#### INFORMATION PROVIDED ####

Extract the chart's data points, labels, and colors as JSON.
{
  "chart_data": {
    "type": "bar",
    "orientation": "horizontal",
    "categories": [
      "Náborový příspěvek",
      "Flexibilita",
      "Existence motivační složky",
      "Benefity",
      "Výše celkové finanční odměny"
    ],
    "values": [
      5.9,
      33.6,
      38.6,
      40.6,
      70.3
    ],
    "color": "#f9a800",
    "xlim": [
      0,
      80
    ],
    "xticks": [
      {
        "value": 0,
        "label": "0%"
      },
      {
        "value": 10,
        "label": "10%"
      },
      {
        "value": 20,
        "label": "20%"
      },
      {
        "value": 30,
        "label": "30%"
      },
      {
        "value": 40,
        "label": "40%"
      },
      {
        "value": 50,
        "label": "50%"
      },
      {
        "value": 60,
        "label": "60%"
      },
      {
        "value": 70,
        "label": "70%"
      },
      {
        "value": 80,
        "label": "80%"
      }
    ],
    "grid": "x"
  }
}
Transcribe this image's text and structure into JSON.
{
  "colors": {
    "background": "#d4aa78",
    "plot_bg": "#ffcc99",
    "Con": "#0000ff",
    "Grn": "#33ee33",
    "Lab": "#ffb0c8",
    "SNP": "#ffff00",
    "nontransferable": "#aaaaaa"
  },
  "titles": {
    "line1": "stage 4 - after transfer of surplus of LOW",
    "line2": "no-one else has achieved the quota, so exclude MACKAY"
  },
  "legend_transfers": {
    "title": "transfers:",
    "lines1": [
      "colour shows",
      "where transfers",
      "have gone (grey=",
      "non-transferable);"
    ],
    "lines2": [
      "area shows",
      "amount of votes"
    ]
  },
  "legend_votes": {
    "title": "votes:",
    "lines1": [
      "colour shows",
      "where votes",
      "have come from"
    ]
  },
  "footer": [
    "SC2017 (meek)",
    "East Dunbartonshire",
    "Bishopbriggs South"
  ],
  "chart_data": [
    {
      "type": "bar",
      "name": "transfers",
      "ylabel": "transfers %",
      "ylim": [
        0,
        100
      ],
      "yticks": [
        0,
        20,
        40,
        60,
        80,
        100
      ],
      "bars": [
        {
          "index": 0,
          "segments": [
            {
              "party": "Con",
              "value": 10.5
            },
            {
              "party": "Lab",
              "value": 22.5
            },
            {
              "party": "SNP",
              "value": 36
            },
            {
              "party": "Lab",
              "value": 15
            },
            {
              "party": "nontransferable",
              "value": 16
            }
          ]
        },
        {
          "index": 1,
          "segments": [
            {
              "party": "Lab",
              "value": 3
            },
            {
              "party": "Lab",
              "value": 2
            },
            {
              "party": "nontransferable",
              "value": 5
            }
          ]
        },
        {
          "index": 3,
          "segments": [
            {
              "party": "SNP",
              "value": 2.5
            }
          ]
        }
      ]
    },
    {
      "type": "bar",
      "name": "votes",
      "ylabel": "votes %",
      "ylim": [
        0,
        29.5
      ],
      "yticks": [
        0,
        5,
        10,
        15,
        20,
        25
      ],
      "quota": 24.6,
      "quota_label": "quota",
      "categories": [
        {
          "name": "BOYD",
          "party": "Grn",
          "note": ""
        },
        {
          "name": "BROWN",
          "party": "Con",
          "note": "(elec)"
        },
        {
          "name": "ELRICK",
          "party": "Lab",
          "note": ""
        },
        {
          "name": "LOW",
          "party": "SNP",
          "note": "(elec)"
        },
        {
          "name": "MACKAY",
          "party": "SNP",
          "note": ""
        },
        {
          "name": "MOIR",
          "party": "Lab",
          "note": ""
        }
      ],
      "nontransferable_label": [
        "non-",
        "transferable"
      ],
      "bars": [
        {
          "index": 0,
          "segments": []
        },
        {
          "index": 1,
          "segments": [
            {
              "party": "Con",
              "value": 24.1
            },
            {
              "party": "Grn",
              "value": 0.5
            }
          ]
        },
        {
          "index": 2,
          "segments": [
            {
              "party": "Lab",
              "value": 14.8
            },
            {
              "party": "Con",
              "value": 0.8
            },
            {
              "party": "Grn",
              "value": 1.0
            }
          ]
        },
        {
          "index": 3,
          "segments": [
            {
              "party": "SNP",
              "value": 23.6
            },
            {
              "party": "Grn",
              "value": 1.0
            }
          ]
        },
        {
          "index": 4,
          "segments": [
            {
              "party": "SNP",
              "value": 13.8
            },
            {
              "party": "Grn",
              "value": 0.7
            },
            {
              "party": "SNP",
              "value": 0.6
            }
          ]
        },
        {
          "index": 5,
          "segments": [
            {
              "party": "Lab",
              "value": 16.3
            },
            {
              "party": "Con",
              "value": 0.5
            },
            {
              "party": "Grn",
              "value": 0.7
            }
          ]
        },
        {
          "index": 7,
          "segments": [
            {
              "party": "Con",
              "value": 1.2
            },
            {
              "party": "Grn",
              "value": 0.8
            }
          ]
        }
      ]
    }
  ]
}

####

AIM OF THE TASK >>
Among the entries above, how many lines hold the string "name"? Respond with nothing but the number.

RESPONSE TO THE TASK >>
8